= Request =
Identify the lines that contain the string "fluka", then copy each of them.

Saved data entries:
-- START --
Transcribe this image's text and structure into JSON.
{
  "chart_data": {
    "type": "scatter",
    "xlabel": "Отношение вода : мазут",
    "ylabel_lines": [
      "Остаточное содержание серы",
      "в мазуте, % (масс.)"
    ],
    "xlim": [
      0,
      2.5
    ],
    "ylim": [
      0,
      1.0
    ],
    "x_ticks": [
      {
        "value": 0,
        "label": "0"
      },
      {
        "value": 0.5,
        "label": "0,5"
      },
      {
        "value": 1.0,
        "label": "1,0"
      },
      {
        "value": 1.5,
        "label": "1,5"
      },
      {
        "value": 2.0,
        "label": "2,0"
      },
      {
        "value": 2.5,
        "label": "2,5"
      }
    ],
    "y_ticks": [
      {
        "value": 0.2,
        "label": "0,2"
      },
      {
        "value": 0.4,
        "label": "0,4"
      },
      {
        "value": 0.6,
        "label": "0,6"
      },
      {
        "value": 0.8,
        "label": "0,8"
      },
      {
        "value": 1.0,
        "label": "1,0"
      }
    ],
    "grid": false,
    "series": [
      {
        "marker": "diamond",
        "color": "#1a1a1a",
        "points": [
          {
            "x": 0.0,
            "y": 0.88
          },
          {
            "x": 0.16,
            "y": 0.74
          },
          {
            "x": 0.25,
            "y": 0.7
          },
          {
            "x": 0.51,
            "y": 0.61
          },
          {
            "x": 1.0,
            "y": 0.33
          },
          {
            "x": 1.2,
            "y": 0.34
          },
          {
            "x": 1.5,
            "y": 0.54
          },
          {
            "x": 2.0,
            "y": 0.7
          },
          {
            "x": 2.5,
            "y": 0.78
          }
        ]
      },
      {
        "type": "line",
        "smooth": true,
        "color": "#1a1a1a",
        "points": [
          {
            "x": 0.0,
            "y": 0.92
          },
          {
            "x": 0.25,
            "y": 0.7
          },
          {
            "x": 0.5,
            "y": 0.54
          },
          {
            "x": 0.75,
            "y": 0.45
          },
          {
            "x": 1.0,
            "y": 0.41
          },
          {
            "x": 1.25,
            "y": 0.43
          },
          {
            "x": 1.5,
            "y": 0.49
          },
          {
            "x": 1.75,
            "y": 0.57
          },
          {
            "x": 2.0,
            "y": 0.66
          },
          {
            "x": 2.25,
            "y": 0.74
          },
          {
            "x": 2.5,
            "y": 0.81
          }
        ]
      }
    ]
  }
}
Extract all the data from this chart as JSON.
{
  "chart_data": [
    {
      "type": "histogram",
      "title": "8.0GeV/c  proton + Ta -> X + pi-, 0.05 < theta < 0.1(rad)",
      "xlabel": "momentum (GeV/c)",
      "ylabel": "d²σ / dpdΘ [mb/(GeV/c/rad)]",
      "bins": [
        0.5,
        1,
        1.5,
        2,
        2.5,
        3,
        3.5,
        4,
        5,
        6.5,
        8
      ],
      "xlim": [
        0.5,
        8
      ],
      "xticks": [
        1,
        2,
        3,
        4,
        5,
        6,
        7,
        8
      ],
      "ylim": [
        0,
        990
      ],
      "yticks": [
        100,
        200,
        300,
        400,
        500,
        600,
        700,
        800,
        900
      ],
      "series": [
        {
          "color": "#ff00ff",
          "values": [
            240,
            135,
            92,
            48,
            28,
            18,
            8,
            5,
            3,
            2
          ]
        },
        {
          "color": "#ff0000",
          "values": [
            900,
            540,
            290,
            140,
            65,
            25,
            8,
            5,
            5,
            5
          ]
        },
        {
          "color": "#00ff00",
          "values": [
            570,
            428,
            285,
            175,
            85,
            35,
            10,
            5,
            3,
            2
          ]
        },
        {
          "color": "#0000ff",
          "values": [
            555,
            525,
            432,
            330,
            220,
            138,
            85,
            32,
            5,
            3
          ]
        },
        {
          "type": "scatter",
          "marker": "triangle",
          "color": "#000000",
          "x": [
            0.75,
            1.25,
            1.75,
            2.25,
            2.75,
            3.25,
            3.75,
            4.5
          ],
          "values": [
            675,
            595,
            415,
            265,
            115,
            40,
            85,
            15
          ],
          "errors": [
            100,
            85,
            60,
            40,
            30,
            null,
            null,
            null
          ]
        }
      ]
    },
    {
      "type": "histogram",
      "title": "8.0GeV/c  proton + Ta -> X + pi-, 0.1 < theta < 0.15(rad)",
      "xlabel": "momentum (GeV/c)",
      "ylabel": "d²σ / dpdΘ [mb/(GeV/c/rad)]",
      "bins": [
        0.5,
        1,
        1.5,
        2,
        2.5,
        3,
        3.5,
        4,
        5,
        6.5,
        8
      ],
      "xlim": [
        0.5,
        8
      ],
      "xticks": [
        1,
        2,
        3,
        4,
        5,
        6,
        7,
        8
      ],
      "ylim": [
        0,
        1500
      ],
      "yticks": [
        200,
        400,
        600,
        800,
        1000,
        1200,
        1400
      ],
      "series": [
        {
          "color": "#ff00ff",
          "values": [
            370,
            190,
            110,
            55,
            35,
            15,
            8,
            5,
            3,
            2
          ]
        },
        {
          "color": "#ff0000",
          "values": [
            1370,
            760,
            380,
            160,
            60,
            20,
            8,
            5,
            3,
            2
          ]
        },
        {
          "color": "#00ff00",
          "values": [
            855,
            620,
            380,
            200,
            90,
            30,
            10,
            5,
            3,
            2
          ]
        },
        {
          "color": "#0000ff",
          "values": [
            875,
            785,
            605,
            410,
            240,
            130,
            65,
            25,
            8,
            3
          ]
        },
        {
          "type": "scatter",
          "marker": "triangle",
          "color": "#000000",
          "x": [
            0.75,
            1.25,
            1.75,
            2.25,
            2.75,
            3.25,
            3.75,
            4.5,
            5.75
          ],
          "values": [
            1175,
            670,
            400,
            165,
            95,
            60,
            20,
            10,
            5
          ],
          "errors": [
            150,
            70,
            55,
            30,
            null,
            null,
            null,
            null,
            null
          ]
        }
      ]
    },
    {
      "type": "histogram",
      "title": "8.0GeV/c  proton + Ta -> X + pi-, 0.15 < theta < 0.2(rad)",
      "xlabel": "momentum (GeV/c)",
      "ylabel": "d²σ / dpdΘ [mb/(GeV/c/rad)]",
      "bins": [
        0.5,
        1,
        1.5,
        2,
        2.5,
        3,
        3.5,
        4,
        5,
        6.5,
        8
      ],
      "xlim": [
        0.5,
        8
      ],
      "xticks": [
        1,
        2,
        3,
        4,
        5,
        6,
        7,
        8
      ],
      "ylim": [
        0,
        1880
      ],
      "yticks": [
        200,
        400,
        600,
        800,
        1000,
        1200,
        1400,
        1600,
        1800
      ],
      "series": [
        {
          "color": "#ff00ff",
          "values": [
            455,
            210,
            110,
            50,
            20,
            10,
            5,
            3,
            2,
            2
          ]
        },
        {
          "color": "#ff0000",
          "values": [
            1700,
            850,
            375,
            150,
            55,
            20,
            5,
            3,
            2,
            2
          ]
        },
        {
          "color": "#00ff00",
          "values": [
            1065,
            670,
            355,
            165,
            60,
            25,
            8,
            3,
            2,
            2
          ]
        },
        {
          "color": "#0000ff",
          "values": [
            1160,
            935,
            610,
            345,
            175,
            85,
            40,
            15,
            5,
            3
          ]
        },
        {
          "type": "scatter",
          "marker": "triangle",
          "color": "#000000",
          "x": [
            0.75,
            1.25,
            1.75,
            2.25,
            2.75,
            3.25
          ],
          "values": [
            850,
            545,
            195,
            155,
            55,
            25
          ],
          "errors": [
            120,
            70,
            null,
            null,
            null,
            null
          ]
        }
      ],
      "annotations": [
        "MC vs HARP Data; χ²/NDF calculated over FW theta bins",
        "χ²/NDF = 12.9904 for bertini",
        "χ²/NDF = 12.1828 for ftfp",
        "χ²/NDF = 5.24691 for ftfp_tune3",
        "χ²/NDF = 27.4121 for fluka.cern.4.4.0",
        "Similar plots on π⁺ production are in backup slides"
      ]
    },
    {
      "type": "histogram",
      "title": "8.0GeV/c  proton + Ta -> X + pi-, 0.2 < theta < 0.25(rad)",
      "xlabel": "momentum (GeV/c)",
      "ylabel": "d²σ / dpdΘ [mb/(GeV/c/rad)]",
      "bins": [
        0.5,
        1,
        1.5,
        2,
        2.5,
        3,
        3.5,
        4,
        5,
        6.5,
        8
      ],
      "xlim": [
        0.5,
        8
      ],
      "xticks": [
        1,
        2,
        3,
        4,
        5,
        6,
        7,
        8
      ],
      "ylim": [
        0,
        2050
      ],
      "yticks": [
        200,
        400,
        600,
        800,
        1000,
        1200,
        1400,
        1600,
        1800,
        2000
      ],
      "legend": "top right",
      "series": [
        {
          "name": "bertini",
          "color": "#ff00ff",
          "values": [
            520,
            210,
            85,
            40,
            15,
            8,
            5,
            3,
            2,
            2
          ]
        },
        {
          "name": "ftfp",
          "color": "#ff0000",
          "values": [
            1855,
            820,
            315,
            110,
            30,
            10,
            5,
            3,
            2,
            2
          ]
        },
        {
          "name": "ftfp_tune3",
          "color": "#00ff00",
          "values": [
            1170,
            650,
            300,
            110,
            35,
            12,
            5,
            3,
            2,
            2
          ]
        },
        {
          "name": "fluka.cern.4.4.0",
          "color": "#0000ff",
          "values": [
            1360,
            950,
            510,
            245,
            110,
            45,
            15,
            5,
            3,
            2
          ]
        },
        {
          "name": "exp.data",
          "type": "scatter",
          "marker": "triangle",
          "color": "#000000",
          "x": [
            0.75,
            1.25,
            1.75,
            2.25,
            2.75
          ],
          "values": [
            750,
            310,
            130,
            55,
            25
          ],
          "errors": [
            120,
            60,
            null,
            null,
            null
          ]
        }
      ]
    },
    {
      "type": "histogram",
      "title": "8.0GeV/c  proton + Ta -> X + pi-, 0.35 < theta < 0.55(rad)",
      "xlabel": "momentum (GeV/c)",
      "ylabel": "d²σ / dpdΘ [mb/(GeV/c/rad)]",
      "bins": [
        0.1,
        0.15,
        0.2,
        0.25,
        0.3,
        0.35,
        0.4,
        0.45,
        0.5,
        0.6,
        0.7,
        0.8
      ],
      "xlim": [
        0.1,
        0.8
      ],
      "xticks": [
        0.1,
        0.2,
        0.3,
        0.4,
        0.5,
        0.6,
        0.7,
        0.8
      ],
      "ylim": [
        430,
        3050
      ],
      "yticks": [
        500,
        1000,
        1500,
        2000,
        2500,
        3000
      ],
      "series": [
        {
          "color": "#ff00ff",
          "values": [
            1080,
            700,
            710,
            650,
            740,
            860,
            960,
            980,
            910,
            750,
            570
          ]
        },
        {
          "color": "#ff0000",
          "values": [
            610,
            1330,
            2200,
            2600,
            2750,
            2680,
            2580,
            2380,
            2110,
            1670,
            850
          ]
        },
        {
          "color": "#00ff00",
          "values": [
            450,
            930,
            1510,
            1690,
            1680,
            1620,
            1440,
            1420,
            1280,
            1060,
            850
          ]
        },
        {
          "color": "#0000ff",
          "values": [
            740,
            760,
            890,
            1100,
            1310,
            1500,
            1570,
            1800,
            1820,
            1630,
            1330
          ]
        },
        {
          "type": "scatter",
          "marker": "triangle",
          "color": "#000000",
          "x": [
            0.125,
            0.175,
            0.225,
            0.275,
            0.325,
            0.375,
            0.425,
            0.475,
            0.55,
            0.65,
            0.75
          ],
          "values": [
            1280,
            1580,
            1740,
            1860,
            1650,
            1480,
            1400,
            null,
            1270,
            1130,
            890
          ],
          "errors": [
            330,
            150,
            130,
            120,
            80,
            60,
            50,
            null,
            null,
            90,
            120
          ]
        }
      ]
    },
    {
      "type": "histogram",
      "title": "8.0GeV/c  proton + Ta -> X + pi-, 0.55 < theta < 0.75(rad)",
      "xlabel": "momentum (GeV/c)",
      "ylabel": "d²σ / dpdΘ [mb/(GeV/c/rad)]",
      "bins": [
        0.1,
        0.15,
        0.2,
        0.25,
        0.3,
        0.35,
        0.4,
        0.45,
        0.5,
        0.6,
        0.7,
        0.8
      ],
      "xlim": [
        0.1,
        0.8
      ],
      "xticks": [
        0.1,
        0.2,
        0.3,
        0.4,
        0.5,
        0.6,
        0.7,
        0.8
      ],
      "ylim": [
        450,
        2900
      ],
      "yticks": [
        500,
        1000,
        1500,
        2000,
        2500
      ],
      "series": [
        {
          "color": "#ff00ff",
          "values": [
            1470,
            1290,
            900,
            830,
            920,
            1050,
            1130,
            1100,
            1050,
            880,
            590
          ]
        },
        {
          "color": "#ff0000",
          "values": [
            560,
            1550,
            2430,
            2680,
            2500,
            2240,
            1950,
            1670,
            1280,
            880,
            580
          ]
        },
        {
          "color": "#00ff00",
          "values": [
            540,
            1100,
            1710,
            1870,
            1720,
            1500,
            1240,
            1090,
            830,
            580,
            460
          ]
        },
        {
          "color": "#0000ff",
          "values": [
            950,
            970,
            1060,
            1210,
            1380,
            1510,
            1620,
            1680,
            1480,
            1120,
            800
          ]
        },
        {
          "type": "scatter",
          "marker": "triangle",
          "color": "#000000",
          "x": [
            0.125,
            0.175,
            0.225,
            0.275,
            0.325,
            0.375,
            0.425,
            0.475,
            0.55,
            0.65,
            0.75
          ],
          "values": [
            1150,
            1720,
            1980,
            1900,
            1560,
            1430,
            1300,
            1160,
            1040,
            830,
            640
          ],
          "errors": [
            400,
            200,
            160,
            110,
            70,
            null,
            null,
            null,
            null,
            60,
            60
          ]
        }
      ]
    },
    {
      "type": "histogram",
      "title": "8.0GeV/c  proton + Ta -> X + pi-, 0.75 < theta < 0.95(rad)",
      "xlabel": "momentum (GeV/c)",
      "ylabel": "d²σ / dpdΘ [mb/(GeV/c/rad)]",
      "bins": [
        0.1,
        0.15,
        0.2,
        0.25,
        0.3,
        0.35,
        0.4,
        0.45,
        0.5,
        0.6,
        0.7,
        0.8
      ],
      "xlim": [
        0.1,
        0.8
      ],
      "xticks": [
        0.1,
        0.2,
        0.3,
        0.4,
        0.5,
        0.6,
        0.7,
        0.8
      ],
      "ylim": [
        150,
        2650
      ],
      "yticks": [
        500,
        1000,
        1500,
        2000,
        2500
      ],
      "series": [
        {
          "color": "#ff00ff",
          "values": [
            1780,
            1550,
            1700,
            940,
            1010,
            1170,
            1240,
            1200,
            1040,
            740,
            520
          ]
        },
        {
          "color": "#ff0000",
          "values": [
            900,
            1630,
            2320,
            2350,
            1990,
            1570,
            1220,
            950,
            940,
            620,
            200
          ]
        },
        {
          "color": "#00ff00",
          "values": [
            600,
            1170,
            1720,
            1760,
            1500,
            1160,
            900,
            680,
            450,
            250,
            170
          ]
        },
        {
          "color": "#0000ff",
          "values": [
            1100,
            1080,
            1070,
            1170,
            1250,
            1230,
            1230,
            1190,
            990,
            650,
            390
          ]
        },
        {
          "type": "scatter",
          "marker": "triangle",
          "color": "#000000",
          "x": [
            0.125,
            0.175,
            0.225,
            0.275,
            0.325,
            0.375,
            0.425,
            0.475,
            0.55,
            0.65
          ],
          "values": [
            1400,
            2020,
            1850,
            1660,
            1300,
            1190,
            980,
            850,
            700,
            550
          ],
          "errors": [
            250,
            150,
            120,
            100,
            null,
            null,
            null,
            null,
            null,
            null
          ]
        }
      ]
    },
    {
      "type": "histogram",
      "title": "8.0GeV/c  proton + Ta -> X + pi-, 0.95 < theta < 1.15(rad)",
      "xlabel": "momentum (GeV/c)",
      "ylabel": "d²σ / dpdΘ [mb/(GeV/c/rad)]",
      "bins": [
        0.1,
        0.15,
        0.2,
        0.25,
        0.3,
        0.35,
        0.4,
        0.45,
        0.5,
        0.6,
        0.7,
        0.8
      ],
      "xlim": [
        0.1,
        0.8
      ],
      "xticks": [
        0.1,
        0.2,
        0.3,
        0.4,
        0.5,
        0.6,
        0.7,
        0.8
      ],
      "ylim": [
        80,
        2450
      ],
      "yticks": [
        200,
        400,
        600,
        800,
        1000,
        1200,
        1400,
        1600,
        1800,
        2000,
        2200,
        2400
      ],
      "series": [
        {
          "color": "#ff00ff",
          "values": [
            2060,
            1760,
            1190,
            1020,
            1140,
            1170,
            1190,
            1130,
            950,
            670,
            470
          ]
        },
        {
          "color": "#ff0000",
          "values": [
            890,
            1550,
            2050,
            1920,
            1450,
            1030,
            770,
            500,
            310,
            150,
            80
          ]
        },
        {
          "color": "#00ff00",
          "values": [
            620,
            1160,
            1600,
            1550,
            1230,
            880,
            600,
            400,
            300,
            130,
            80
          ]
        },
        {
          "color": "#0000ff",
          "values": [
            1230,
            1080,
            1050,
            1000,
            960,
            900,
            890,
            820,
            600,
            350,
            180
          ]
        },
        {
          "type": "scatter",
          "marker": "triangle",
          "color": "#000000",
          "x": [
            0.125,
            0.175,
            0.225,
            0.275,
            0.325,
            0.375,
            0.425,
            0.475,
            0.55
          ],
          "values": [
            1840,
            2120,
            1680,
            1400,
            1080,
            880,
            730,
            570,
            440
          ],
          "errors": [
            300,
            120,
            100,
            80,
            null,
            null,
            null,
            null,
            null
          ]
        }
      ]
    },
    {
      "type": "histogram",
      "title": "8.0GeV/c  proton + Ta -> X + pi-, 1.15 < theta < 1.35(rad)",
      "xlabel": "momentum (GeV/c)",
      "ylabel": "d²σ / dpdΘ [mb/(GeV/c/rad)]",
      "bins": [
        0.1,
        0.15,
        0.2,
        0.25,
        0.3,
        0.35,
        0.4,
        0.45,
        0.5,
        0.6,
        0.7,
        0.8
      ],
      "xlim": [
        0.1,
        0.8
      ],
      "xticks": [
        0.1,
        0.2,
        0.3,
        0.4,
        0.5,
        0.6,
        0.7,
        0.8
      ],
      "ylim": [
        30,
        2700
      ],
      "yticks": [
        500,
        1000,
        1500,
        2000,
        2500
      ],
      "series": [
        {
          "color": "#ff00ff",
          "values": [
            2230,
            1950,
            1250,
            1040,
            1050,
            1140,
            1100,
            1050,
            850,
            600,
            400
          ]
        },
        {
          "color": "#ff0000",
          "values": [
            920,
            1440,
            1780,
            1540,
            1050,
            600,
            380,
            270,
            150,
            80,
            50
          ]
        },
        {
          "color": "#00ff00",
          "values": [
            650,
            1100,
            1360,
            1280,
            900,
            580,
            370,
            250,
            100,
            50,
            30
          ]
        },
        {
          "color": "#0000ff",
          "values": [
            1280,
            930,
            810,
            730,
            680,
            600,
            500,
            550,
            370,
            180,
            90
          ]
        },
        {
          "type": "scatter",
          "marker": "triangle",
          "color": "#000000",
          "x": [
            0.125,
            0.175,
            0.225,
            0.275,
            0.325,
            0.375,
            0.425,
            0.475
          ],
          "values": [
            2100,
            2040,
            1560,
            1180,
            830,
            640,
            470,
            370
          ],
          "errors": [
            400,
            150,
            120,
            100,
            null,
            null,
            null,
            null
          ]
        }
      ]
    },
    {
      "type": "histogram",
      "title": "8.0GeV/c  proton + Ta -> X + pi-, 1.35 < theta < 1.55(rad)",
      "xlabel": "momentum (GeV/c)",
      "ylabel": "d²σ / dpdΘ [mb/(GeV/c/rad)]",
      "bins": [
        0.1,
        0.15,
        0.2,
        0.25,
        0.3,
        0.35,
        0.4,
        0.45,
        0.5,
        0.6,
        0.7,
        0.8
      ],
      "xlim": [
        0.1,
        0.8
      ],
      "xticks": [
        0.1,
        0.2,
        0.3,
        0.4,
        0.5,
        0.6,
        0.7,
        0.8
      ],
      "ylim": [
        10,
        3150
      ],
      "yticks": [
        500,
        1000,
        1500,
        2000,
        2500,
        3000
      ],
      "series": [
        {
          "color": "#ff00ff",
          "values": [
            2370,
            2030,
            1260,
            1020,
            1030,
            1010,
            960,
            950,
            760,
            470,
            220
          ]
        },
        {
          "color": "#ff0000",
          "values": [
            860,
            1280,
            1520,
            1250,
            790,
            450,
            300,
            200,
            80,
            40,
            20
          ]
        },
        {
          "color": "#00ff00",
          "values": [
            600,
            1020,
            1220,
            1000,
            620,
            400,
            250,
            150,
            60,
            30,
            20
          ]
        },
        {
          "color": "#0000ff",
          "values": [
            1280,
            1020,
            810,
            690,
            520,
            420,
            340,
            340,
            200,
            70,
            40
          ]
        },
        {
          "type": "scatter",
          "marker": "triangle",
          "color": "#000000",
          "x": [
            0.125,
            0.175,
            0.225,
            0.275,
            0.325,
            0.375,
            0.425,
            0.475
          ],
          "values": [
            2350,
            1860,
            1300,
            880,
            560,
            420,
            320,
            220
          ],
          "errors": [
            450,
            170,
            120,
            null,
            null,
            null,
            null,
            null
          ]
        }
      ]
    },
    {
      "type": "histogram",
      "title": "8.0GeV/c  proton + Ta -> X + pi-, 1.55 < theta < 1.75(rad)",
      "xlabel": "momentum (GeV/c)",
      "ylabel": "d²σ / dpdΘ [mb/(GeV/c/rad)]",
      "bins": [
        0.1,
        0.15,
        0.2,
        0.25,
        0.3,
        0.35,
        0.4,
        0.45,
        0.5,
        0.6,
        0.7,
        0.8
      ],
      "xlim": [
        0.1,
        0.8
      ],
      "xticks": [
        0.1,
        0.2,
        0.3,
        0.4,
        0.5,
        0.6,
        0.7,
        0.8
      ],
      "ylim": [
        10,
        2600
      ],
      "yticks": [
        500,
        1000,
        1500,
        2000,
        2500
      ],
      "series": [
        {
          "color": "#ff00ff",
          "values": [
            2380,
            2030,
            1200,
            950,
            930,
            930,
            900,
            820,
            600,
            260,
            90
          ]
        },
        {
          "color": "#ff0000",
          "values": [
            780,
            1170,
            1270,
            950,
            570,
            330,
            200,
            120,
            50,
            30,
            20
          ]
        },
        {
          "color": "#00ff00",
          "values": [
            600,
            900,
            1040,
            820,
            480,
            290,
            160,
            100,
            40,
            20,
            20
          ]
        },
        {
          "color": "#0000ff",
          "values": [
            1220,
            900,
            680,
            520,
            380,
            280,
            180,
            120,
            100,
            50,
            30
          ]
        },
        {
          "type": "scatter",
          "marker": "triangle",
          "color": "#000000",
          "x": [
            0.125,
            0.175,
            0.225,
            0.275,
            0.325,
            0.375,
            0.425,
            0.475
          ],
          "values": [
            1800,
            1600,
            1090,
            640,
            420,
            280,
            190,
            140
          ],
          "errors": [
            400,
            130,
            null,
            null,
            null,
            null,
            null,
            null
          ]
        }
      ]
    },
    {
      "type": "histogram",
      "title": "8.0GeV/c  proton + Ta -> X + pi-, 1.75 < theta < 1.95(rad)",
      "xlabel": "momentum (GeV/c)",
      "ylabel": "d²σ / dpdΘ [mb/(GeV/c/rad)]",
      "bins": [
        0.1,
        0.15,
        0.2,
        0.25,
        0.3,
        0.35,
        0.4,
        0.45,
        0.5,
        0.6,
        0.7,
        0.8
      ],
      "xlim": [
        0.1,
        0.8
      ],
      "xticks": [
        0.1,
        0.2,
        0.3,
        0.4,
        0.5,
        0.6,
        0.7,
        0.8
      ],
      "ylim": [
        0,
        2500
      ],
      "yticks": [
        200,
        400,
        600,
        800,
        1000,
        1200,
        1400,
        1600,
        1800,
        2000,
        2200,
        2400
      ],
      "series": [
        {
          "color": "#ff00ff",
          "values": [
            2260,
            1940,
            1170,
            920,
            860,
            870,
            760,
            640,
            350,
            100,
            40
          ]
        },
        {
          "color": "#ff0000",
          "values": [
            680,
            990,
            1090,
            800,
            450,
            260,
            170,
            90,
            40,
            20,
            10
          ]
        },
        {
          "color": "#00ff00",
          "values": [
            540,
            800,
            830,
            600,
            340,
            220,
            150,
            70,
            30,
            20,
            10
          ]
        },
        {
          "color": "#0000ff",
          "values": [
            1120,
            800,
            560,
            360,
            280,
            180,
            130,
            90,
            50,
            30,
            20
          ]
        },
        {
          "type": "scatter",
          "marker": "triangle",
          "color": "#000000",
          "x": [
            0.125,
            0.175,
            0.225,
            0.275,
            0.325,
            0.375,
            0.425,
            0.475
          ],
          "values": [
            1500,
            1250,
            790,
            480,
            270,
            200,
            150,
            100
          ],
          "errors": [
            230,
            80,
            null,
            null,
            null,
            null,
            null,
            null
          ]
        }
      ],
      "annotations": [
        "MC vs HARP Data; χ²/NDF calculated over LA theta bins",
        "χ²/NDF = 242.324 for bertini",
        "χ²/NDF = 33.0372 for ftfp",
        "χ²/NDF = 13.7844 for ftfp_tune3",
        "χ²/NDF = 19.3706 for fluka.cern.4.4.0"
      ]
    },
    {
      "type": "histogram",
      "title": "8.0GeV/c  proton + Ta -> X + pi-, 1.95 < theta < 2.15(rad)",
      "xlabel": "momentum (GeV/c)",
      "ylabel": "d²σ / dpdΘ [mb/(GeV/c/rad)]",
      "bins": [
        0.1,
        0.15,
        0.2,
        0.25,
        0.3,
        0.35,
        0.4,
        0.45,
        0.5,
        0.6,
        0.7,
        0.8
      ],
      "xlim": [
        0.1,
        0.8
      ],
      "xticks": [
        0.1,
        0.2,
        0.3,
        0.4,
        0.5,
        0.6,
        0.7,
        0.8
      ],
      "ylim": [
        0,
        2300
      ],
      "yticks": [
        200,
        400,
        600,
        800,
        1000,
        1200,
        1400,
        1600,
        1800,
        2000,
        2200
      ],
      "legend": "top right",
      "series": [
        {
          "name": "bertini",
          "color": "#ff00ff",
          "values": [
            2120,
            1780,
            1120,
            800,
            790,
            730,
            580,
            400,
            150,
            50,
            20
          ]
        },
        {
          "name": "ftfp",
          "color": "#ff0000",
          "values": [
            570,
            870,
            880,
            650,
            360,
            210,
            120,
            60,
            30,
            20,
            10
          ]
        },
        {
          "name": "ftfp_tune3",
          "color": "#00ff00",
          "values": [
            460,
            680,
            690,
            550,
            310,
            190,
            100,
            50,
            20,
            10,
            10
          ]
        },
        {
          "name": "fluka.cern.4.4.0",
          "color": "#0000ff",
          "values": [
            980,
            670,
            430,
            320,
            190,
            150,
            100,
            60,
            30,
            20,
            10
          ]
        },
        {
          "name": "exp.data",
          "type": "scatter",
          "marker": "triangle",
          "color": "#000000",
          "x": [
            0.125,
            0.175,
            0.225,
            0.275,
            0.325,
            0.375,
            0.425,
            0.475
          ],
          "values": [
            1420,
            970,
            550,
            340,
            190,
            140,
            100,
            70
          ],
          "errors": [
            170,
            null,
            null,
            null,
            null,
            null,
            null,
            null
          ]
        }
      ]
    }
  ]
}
-- END --
= Expected answer =
        "χ²/NDF = 27.4121 for fluka.cern.4.4.0",
          "name": "fluka.cern.4.4.0",
        "χ²/NDF = 19.3706 for fluka.cern.4.4.0"
          "name": "fluka.cern.4.4.0",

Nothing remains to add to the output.